● **What you need to do**
Scan the material and copy every line in which "спины" appears.

--- Start Records shown ---

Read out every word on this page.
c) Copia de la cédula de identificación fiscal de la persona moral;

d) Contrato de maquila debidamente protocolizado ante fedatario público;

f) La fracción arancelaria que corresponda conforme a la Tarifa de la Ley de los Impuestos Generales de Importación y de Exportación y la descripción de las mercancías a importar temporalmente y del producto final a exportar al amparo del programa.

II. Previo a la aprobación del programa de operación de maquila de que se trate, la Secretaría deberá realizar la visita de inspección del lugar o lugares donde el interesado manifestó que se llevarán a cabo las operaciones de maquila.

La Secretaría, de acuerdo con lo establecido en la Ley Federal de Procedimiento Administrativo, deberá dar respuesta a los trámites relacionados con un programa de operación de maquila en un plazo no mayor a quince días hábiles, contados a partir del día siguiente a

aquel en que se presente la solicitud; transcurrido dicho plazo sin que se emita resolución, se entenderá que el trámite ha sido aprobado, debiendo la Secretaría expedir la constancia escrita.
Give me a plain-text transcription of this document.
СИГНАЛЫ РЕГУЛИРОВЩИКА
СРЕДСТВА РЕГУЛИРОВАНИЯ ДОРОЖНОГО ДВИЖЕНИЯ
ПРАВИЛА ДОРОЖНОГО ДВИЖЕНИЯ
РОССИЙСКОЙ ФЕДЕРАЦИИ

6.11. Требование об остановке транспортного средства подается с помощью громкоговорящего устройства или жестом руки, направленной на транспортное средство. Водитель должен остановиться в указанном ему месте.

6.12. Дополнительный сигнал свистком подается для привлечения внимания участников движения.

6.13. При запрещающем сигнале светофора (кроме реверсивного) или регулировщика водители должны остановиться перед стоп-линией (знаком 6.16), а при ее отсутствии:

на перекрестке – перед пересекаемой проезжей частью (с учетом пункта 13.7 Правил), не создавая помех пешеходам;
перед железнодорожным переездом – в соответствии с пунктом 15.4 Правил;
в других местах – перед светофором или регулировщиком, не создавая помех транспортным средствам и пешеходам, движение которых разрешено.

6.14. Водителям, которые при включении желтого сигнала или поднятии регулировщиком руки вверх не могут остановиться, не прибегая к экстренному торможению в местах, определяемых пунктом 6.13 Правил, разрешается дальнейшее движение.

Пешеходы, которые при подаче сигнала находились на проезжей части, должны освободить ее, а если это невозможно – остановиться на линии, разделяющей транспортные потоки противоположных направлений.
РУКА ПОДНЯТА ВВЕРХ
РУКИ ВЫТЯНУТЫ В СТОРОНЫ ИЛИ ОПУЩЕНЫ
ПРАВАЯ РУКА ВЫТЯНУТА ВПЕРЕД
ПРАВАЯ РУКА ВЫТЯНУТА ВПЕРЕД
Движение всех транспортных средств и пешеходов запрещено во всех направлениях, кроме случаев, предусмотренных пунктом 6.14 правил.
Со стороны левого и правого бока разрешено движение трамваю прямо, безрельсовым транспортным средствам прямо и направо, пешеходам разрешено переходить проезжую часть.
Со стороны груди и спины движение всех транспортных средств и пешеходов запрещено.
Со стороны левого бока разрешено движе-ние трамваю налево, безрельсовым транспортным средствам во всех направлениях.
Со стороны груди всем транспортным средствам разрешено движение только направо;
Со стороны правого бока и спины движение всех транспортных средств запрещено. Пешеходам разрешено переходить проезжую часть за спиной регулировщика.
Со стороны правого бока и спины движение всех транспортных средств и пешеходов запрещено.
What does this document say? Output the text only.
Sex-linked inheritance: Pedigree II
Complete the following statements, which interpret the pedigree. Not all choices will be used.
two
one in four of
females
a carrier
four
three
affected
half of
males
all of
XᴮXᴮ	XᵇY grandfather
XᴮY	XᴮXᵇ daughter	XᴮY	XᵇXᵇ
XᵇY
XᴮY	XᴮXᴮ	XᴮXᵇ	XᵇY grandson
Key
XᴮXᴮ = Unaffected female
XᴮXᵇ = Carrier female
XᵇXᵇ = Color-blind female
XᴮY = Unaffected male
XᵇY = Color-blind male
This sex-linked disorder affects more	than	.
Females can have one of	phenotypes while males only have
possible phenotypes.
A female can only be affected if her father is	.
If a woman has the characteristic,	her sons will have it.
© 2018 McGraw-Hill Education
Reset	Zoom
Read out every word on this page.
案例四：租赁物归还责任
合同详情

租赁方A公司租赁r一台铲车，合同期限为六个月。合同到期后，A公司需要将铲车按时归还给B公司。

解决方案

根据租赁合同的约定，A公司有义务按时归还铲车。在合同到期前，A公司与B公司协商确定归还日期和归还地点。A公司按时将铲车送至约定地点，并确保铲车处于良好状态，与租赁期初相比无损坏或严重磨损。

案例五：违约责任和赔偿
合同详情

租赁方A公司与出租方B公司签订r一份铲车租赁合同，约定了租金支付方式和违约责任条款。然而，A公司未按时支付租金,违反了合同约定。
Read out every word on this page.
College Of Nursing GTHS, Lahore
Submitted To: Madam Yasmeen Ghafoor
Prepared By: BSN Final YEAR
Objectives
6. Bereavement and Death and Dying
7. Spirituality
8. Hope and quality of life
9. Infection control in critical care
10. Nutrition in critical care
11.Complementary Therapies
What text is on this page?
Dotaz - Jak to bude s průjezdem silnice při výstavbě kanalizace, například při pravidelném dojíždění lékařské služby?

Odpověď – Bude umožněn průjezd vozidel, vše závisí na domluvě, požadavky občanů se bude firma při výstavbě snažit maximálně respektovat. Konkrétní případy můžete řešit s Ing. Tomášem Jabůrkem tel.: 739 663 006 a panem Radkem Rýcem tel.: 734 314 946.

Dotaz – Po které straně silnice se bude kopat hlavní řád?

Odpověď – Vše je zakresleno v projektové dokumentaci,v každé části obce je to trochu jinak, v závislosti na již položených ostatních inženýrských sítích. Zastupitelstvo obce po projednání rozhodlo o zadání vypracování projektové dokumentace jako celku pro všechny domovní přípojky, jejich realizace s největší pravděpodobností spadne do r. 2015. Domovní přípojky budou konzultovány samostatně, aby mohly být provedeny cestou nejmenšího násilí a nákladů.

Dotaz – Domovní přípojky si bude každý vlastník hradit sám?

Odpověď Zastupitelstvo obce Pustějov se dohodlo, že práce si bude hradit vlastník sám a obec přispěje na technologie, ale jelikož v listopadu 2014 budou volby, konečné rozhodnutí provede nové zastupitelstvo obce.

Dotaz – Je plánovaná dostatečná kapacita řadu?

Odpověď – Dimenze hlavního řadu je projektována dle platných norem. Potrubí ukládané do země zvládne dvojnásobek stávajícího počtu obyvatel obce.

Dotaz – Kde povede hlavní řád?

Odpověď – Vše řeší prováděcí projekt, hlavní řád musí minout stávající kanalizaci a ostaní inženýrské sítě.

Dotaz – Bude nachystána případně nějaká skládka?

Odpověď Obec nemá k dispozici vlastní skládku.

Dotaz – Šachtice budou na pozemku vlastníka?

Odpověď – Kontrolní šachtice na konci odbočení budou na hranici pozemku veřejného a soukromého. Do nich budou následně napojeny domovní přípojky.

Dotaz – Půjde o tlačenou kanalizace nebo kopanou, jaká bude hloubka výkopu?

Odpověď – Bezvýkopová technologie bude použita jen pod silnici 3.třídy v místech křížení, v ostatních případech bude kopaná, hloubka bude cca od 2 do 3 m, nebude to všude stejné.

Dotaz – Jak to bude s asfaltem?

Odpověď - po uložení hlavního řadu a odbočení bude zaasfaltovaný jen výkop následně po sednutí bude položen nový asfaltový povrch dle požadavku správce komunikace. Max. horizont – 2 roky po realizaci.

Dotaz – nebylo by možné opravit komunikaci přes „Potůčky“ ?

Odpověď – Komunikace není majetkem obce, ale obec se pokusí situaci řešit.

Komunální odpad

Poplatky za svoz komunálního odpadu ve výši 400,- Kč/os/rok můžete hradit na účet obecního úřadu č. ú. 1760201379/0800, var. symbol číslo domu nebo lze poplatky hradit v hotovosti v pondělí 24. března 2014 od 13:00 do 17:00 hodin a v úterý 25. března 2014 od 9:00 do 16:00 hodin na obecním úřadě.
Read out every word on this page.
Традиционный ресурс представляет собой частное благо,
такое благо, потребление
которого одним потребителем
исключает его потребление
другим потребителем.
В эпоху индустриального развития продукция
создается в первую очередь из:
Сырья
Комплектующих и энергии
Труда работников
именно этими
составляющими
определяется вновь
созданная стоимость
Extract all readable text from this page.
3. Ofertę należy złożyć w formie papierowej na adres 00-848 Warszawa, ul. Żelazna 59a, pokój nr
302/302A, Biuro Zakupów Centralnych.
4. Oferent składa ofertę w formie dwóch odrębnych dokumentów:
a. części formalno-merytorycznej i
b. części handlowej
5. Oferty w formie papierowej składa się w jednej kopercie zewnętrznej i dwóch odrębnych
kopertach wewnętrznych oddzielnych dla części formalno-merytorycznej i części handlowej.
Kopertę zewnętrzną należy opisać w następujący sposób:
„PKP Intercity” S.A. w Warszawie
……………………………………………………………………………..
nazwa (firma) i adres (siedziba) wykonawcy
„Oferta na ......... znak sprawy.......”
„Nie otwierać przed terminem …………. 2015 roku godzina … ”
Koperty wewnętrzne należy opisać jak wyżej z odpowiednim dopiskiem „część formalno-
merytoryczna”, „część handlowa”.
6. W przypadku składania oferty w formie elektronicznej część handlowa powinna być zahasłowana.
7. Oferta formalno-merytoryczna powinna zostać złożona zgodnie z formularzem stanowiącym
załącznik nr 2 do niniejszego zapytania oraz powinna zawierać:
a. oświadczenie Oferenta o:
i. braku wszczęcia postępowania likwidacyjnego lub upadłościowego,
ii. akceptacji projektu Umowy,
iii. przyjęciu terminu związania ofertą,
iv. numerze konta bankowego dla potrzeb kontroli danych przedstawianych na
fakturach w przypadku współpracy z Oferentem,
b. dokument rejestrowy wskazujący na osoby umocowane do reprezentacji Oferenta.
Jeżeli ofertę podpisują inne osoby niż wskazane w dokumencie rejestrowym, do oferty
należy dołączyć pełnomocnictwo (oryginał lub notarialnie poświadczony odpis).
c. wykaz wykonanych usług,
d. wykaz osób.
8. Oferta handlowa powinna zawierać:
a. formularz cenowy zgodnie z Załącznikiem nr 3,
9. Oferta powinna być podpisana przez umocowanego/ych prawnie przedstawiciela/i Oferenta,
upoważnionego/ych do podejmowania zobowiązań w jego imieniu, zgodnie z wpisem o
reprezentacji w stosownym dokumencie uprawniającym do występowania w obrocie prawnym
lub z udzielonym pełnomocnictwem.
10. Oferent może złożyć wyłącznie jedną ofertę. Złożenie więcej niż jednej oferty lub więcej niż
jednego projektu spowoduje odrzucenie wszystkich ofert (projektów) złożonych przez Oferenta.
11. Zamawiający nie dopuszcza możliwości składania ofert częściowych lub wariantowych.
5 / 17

--- End Records shown ---

● **Result below**
Со стороны груди и спины движение всех транспортных средств и пешеходов запрещено.
Со стороны правого бока и спины движение всех транспортных средств запрещено. Пешеходам разрешено переходить проезжую часть за спиной регулировщика.
Со стороны правого бока и спины движение всех транспортных средств и пешеходов запрещено.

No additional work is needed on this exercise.